**Job:**
Count the lines in the material that contain the string "println", and reply with that number alone.

--- BEGIN Dataset ---

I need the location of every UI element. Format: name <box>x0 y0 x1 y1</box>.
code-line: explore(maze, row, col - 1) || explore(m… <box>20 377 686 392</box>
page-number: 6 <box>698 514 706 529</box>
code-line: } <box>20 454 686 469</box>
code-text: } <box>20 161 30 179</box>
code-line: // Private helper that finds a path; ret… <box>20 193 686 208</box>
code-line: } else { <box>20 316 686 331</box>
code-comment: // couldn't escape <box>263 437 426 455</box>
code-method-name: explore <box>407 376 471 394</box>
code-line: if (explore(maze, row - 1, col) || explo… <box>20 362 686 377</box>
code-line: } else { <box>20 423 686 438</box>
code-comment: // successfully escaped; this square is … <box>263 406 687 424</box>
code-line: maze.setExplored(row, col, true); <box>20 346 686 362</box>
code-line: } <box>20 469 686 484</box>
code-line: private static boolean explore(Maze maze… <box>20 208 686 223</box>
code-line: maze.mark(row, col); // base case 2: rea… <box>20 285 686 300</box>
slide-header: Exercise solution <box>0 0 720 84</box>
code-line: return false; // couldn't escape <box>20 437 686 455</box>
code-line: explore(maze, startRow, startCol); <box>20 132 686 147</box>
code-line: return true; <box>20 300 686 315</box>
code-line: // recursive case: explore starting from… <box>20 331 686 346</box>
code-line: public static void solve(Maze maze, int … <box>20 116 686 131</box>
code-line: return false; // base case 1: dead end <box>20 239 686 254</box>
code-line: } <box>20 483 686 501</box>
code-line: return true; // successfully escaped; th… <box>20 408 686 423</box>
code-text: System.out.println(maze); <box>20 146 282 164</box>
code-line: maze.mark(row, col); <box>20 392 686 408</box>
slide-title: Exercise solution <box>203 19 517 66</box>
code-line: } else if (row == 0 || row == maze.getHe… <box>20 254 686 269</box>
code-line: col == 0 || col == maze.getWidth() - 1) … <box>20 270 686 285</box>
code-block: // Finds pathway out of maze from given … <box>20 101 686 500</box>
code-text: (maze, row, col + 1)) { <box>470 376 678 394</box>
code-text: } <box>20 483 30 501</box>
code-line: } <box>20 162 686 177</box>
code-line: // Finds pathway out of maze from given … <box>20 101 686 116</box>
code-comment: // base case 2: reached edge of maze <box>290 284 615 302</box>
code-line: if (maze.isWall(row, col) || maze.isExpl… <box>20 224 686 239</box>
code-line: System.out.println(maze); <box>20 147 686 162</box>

--- END Dataset ---

**Answer for the task:**
2